■ Do this
Exclude the pictures; give every entry again exactly as written.
/---
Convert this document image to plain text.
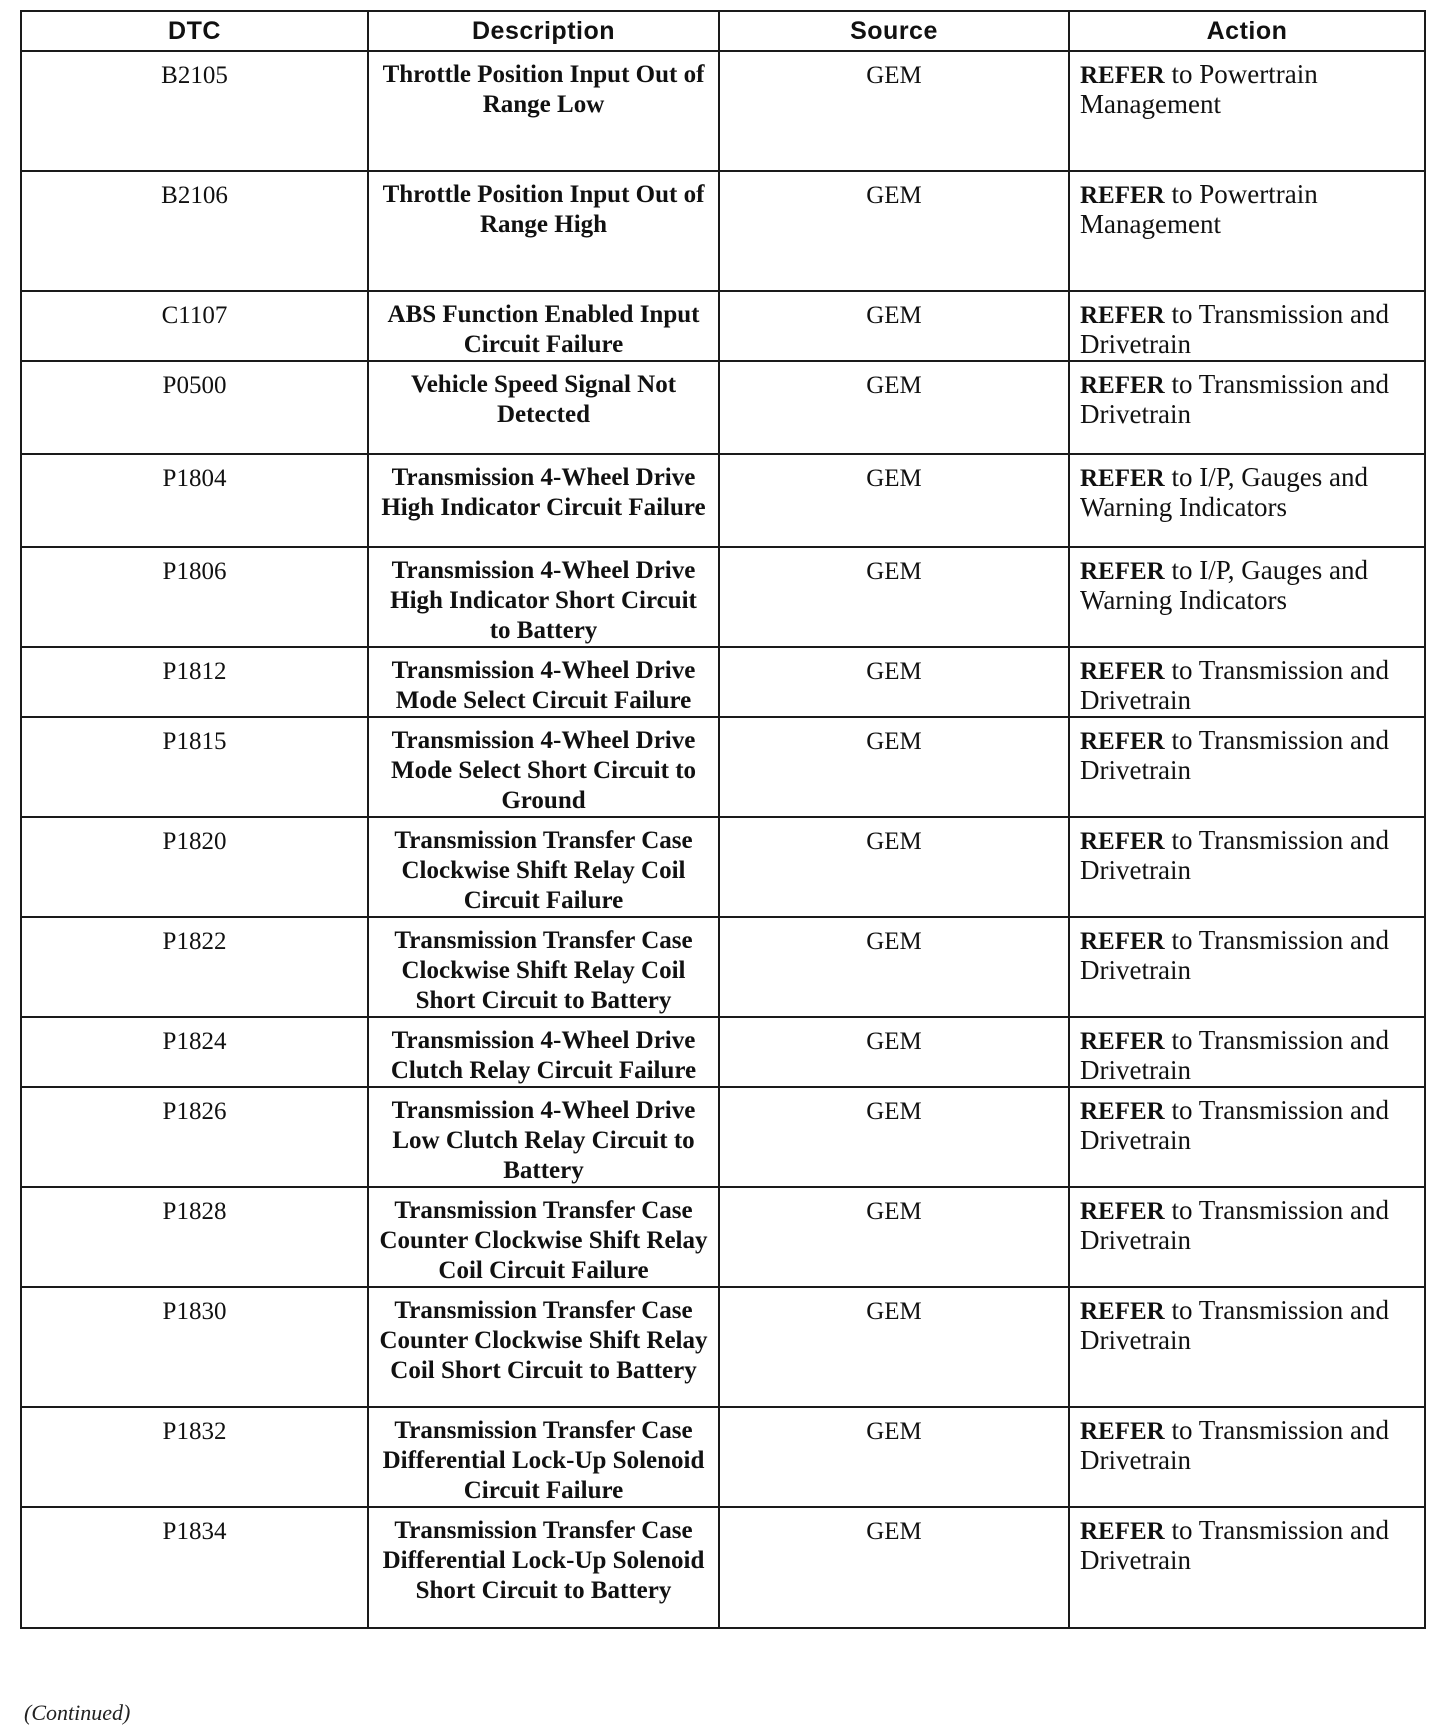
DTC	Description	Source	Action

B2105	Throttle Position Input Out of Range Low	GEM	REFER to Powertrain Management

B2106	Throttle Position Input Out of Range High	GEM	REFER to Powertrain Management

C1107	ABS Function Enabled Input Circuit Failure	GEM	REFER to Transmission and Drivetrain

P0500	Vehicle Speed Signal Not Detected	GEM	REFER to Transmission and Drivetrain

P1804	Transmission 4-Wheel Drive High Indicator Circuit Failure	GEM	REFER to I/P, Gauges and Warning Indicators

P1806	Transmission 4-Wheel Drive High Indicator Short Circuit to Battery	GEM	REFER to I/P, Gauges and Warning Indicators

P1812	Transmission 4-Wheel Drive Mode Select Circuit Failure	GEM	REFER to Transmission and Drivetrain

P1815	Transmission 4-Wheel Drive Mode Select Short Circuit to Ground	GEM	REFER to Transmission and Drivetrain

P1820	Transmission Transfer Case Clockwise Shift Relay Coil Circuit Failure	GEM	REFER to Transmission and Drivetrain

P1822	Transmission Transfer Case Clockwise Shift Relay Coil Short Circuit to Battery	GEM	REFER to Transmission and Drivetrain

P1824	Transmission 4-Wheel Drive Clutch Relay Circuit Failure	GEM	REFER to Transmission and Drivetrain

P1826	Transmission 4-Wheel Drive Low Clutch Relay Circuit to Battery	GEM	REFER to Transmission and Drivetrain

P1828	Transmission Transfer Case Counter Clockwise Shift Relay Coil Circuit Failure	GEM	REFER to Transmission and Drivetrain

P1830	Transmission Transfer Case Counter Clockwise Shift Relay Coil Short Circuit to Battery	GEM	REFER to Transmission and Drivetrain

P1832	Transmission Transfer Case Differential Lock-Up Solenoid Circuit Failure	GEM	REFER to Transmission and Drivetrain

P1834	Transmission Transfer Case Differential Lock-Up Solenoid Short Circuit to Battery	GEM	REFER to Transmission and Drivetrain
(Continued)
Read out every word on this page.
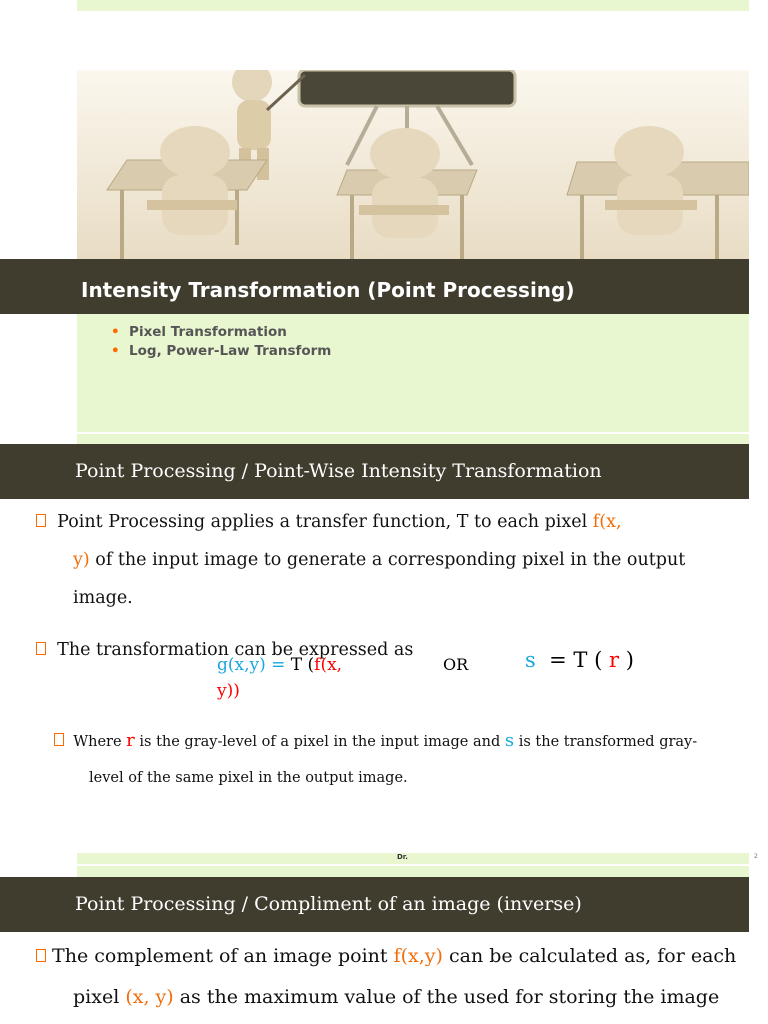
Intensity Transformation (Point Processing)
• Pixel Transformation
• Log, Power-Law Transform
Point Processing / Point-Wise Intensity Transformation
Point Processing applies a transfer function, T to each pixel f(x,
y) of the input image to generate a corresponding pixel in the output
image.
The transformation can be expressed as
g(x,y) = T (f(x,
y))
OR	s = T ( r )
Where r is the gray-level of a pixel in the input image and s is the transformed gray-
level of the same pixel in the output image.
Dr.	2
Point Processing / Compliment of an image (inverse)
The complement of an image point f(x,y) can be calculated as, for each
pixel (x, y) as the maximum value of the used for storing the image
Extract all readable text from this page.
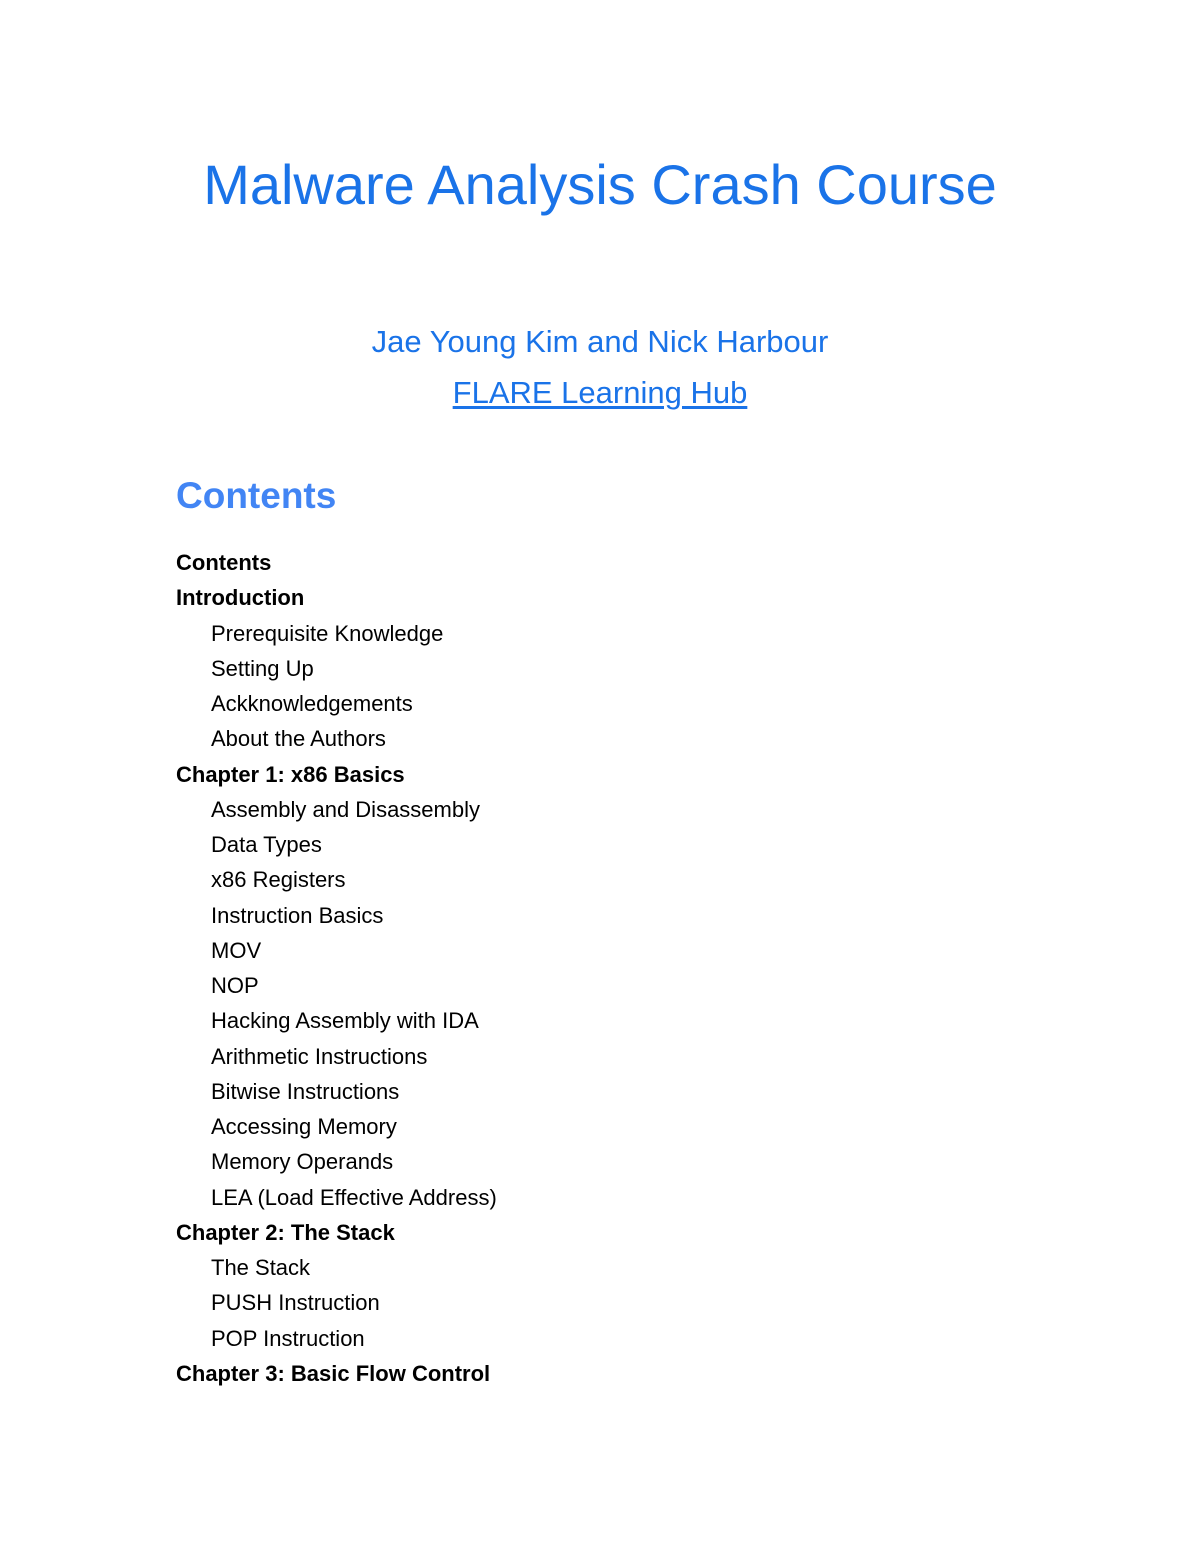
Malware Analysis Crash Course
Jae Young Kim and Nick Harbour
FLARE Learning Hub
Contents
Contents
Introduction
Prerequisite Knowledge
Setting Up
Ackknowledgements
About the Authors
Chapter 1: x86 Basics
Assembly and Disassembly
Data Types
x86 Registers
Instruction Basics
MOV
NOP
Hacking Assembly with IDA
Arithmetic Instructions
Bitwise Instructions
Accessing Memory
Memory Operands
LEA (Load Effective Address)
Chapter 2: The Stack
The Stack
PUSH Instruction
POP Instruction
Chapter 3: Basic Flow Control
\---
■ Result for this task
Convert this document image to plain text.
DTC	Description	Source	Action

B2105	Throttle Position Input Out of Range Low	GEM	REFER to Powertrain Management

B2106	Throttle Position Input Out of Range High	GEM	REFER to Powertrain Management

C1107	ABS Function Enabled Input Circuit Failure	GEM	REFER to Transmission and Drivetrain

P0500	Vehicle Speed Signal Not Detected	GEM	REFER to Transmission and Drivetrain

P1804	Transmission 4-Wheel Drive High Indicator Circuit Failure	GEM	REFER to I/P, Gauges and Warning Indicators

P1806	Transmission 4-Wheel Drive High Indicator Short Circuit to Battery	GEM	REFER to I/P, Gauges and Warning Indicators

P1812	Transmission 4-Wheel Drive Mode Select Circuit Failure	GEM	REFER to Transmission and Drivetrain

P1815	Transmission 4-Wheel Drive Mode Select Short Circuit to Ground	GEM	REFER to Transmission and Drivetrain

P1820	Transmission Transfer Case Clockwise Shift Relay Coil Circuit Failure	GEM	REFER to Transmission and Drivetrain

P1822	Transmission Transfer Case Clockwise Shift Relay Coil Short Circuit to Battery	GEM	REFER to Transmission and Drivetrain

P1824	Transmission 4-Wheel Drive Clutch Relay Circuit Failure	GEM	REFER to Transmission and Drivetrain

P1826	Transmission 4-Wheel Drive Low Clutch Relay Circuit to Battery	GEM	REFER to Transmission and Drivetrain

P1828	Transmission Transfer Case Counter Clockwise Shift Relay Coil Circuit Failure	GEM	REFER to Transmission and Drivetrain

P1830	Transmission Transfer Case Counter Clockwise Shift Relay Coil Short Circuit to Battery	GEM	REFER to Transmission and Drivetrain

P1832	Transmission Transfer Case Differential Lock-Up Solenoid Circuit Failure	GEM	REFER to Transmission and Drivetrain

P1834	Transmission Transfer Case Differential Lock-Up Solenoid Short Circuit to Battery	GEM	REFER to Transmission and Drivetrain
(Continued)
Read out every word on this page.
Intensity Transformation (Point Processing)
• Pixel Transformation
• Log, Power-Law Transform
Point Processing / Point-Wise Intensity Transformation
Point Processing applies a transfer function, T to each pixel f(x,
y) of the input image to generate a corresponding pixel in the output
image.
The transformation can be expressed as
g(x,y) = T (f(x,
y))
OR	s = T ( r )
Where r is the gray-level of a pixel in the input image and s is the transformed gray-
level of the same pixel in the output image.
Dr.	2
Point Processing / Compliment of an image (inverse)
The complement of an image point f(x,y) can be calculated as, for each
pixel (x, y) as the maximum value of the used for storing the image
Extract all readable text from this page.
Malware Analysis Crash Course
Jae Young Kim and Nick Harbour
FLARE Learning Hub
Contents
Contents
Introduction
Prerequisite Knowledge
Setting Up
Ackknowledgements
About the Authors
Chapter 1: x86 Basics
Assembly and Disassembly
Data Types
x86 Registers
Instruction Basics
MOV
NOP
Hacking Assembly with IDA
Arithmetic Instructions
Bitwise Instructions
Accessing Memory
Memory Operands
LEA (Load Effective Address)
Chapter 2: The Stack
The Stack
PUSH Instruction
POP Instruction
Chapter 3: Basic Flow Control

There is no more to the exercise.